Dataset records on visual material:

--- Begin ---

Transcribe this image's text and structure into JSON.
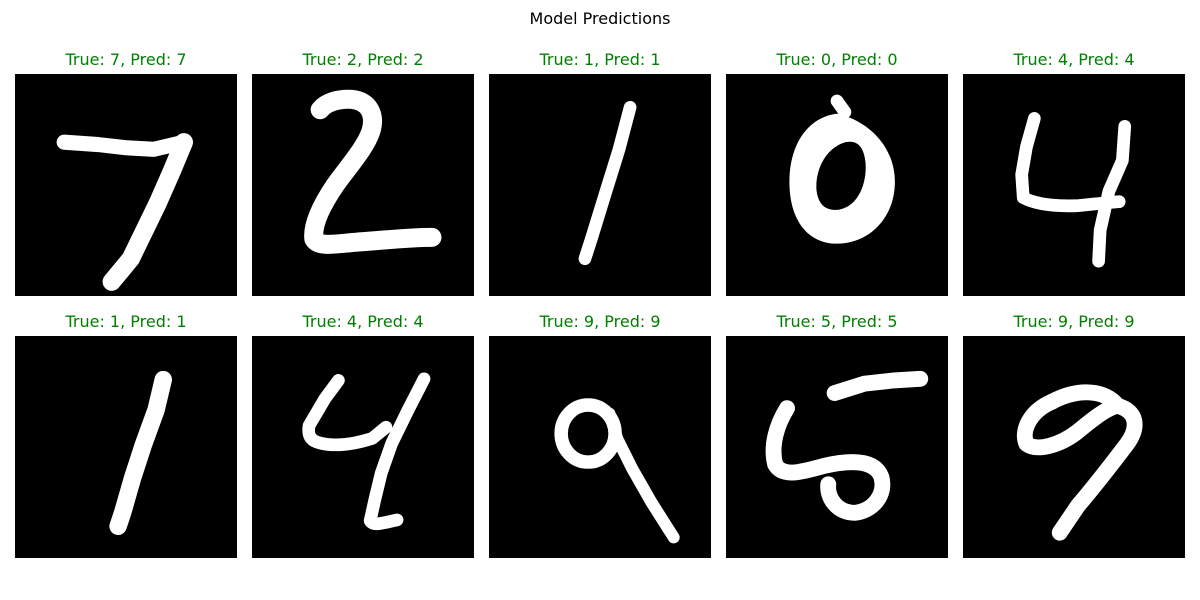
{
  "figure": {
    "title": "Model Predictions"
  },
  "colors": {
    "correct": "#008000",
    "image_background": "#000000",
    "stroke": "#ffffff"
  },
  "chart_data": {
    "type": "image-grid",
    "title": "Model Predictions",
    "rows": 2,
    "cols": 5,
    "panels": [
      {
        "title": "True: 7, Pred: 7",
        "true": 7,
        "pred": 7,
        "correct": true
      },
      {
        "title": "True: 2, Pred: 2",
        "true": 2,
        "pred": 2,
        "correct": true
      },
      {
        "title": "True: 1, Pred: 1",
        "true": 1,
        "pred": 1,
        "correct": true
      },
      {
        "title": "True: 0, Pred: 0",
        "true": 0,
        "pred": 0,
        "correct": true
      },
      {
        "title": "True: 4, Pred: 4",
        "true": 4,
        "pred": 4,
        "correct": true
      },
      {
        "title": "True: 1, Pred: 1",
        "true": 1,
        "pred": 1,
        "correct": true
      },
      {
        "title": "True: 4, Pred: 4",
        "true": 4,
        "pred": 4,
        "correct": true
      },
      {
        "title": "True: 9, Pred: 9",
        "true": 9,
        "pred": 9,
        "correct": true
      },
      {
        "title": "True: 5, Pred: 5",
        "true": 5,
        "pred": 5,
        "correct": true
      },
      {
        "title": "True: 9, Pred: 9",
        "true": 9,
        "pred": 9,
        "correct": true
      }
    ]
  }
}
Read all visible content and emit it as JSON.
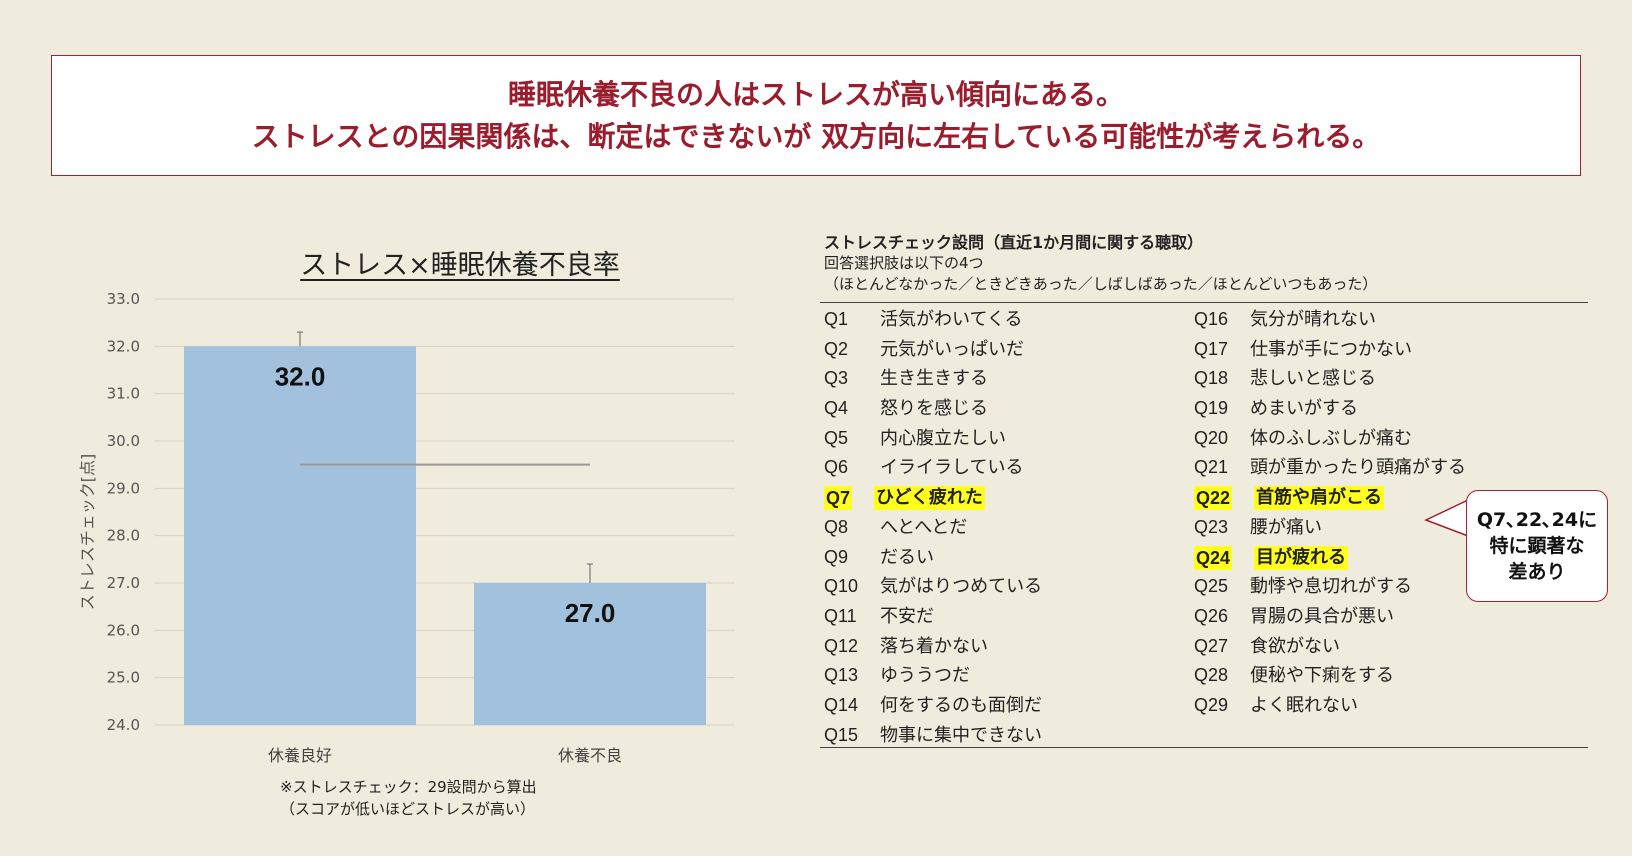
{
  "headline": {
    "line1": "睡眠休養不良の人はストレスが高い傾向にある。",
    "line2": "ストレスとの因果関係は、断定はできないが 双方向に左右している可能性が考えられる。"
  },
  "chart_data": {
    "type": "bar",
    "title": "ストレス×睡眠休養不良率",
    "ylabel": "ストレスチェック[点]",
    "categories": [
      "休養良好",
      "休養不良"
    ],
    "values": [
      32.0,
      27.0
    ],
    "value_labels": [
      "32.0",
      "27.0"
    ],
    "error_top": [
      32.3,
      27.4
    ],
    "reference_line": 29.5,
    "ylim": [
      24.0,
      33.0
    ],
    "yticks": [
      "24.0",
      "25.0",
      "26.0",
      "27.0",
      "28.0",
      "29.0",
      "30.0",
      "31.0",
      "32.0",
      "33.0"
    ],
    "grid": true,
    "bar_color": "#a2c1dd"
  },
  "footnote": {
    "line1": "※ストレスチェック：29設問から算出",
    "line2": "（スコアが低いほどストレスが高い）"
  },
  "questions": {
    "title": "ストレスチェック設問（直近1か月間に関する聴取）",
    "subtitle1": "回答選択肢は以下の4つ",
    "subtitle2": "（ほとんどなかった／ときどきあった／しばしばあった／ほとんどいつもあった）",
    "left": [
      {
        "num": "Q1",
        "text": "活気がわいてくる",
        "hl": false
      },
      {
        "num": "Q2",
        "text": "元気がいっぱいだ",
        "hl": false
      },
      {
        "num": "Q3",
        "text": "生き生きする",
        "hl": false
      },
      {
        "num": "Q4",
        "text": "怒りを感じる",
        "hl": false
      },
      {
        "num": "Q5",
        "text": "内心腹立たしい",
        "hl": false
      },
      {
        "num": "Q6",
        "text": "イライラしている",
        "hl": false
      },
      {
        "num": "Q7",
        "text": "ひどく疲れた",
        "hl": true
      },
      {
        "num": "Q8",
        "text": "へとへとだ",
        "hl": false
      },
      {
        "num": "Q9",
        "text": "だるい",
        "hl": false
      },
      {
        "num": "Q10",
        "text": "気がはりつめている",
        "hl": false
      },
      {
        "num": "Q11",
        "text": "不安だ",
        "hl": false
      },
      {
        "num": "Q12",
        "text": "落ち着かない",
        "hl": false
      },
      {
        "num": "Q13",
        "text": "ゆううつだ",
        "hl": false
      },
      {
        "num": "Q14",
        "text": "何をするのも面倒だ",
        "hl": false
      },
      {
        "num": "Q15",
        "text": "物事に集中できない",
        "hl": false
      }
    ],
    "right": [
      {
        "num": "Q16",
        "text": "気分が晴れない",
        "hl": false
      },
      {
        "num": "Q17",
        "text": "仕事が手につかない",
        "hl": false
      },
      {
        "num": "Q18",
        "text": "悲しいと感じる",
        "hl": false
      },
      {
        "num": "Q19",
        "text": "めまいがする",
        "hl": false
      },
      {
        "num": "Q20",
        "text": "体のふしぶしが痛む",
        "hl": false
      },
      {
        "num": "Q21",
        "text": "頭が重かったり頭痛がする",
        "hl": false
      },
      {
        "num": "Q22",
        "text": "首筋や肩がこる",
        "hl": true
      },
      {
        "num": "Q23",
        "text": "腰が痛い",
        "hl": false
      },
      {
        "num": "Q24",
        "text": "目が疲れる",
        "hl": true
      },
      {
        "num": "Q25",
        "text": "動悸や息切れがする",
        "hl": false
      },
      {
        "num": "Q26",
        "text": "胃腸の具合が悪い",
        "hl": false
      },
      {
        "num": "Q27",
        "text": "食欲がない",
        "hl": false
      },
      {
        "num": "Q28",
        "text": "便秘や下痢をする",
        "hl": false
      },
      {
        "num": "Q29",
        "text": "よく眠れない",
        "hl": false
      }
    ]
  },
  "callout": {
    "line1": "Q7､22､24に",
    "line2": "特に顕著な",
    "line3": "差あり"
  }
}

--- End ---

■ Task details: In this exercise, set down all of the data exactly, without the pictures.

■ Output for this task:
Transcribe this image's text and structure into JSON.
{
  "figure": {
    "title": "Model Predictions"
  },
  "colors": {
    "correct": "#008000",
    "image_background": "#000000",
    "stroke": "#ffffff"
  },
  "chart_data": {
    "type": "image-grid",
    "title": "Model Predictions",
    "rows": 2,
    "cols": 5,
    "panels": [
      {
        "title": "True: 7, Pred: 7",
        "true": 7,
        "pred": 7,
        "correct": true
      },
      {
        "title": "True: 2, Pred: 2",
        "true": 2,
        "pred": 2,
        "correct": true
      },
      {
        "title": "True: 1, Pred: 1",
        "true": 1,
        "pred": 1,
        "correct": true
      },
      {
        "title": "True: 0, Pred: 0",
        "true": 0,
        "pred": 0,
        "correct": true
      },
      {
        "title": "True: 4, Pred: 4",
        "true": 4,
        "pred": 4,
        "correct": true
      },
      {
        "title": "True: 1, Pred: 1",
        "true": 1,
        "pred": 1,
        "correct": true
      },
      {
        "title": "True: 4, Pred: 4",
        "true": 4,
        "pred": 4,
        "correct": true
      },
      {
        "title": "True: 9, Pred: 9",
        "true": 9,
        "pred": 9,
        "correct": true
      },
      {
        "title": "True: 5, Pred: 5",
        "true": 5,
        "pred": 5,
        "correct": true
      },
      {
        "title": "True: 9, Pred: 9",
        "true": 9,
        "pred": 9,
        "correct": true
      }
    ]
  }
}
Read all visible content and emit it as JSON.
{
  "headline": {
    "line1": "睡眠休養不良の人はストレスが高い傾向にある。",
    "line2": "ストレスとの因果関係は、断定はできないが 双方向に左右している可能性が考えられる。"
  },
  "chart_data": {
    "type": "bar",
    "title": "ストレス×睡眠休養不良率",
    "ylabel": "ストレスチェック[点]",
    "categories": [
      "休養良好",
      "休養不良"
    ],
    "values": [
      32.0,
      27.0
    ],
    "value_labels": [
      "32.0",
      "27.0"
    ],
    "error_top": [
      32.3,
      27.4
    ],
    "reference_line": 29.5,
    "ylim": [
      24.0,
      33.0
    ],
    "yticks": [
      "24.0",
      "25.0",
      "26.0",
      "27.0",
      "28.0",
      "29.0",
      "30.0",
      "31.0",
      "32.0",
      "33.0"
    ],
    "grid": true,
    "bar_color": "#a2c1dd"
  },
  "footnote": {
    "line1": "※ストレスチェック：29設問から算出",
    "line2": "（スコアが低いほどストレスが高い）"
  },
  "questions": {
    "title": "ストレスチェック設問（直近1か月間に関する聴取）",
    "subtitle1": "回答選択肢は以下の4つ",
    "subtitle2": "（ほとんどなかった／ときどきあった／しばしばあった／ほとんどいつもあった）",
    "left": [
      {
        "num": "Q1",
        "text": "活気がわいてくる",
        "hl": false
      },
      {
        "num": "Q2",
        "text": "元気がいっぱいだ",
        "hl": false
      },
      {
        "num": "Q3",
        "text": "生き生きする",
        "hl": false
      },
      {
        "num": "Q4",
        "text": "怒りを感じる",
        "hl": false
      },
      {
        "num": "Q5",
        "text": "内心腹立たしい",
        "hl": false
      },
      {
        "num": "Q6",
        "text": "イライラしている",
        "hl": false
      },
      {
        "num": "Q7",
        "text": "ひどく疲れた",
        "hl": true
      },
      {
        "num": "Q8",
        "text": "へとへとだ",
        "hl": false
      },
      {
        "num": "Q9",
        "text": "だるい",
        "hl": false
      },
      {
        "num": "Q10",
        "text": "気がはりつめている",
        "hl": false
      },
      {
        "num": "Q11",
        "text": "不安だ",
        "hl": false
      },
      {
        "num": "Q12",
        "text": "落ち着かない",
        "hl": false
      },
      {
        "num": "Q13",
        "text": "ゆううつだ",
        "hl": false
      },
      {
        "num": "Q14",
        "text": "何をするのも面倒だ",
        "hl": false
      },
      {
        "num": "Q15",
        "text": "物事に集中できない",
        "hl": false
      }
    ],
    "right": [
      {
        "num": "Q16",
        "text": "気分が晴れない",
        "hl": false
      },
      {
        "num": "Q17",
        "text": "仕事が手につかない",
        "hl": false
      },
      {
        "num": "Q18",
        "text": "悲しいと感じる",
        "hl": false
      },
      {
        "num": "Q19",
        "text": "めまいがする",
        "hl": false
      },
      {
        "num": "Q20",
        "text": "体のふしぶしが痛む",
        "hl": false
      },
      {
        "num": "Q21",
        "text": "頭が重かったり頭痛がする",
        "hl": false
      },
      {
        "num": "Q22",
        "text": "首筋や肩がこる",
        "hl": true
      },
      {
        "num": "Q23",
        "text": "腰が痛い",
        "hl": false
      },
      {
        "num": "Q24",
        "text": "目が疲れる",
        "hl": true
      },
      {
        "num": "Q25",
        "text": "動悸や息切れがする",
        "hl": false
      },
      {
        "num": "Q26",
        "text": "胃腸の具合が悪い",
        "hl": false
      },
      {
        "num": "Q27",
        "text": "食欲がない",
        "hl": false
      },
      {
        "num": "Q28",
        "text": "便秘や下痢をする",
        "hl": false
      },
      {
        "num": "Q29",
        "text": "よく眠れない",
        "hl": false
      }
    ]
  },
  "callout": {
    "line1": "Q7､22､24に",
    "line2": "特に顕著な",
    "line3": "差あり"
  }
}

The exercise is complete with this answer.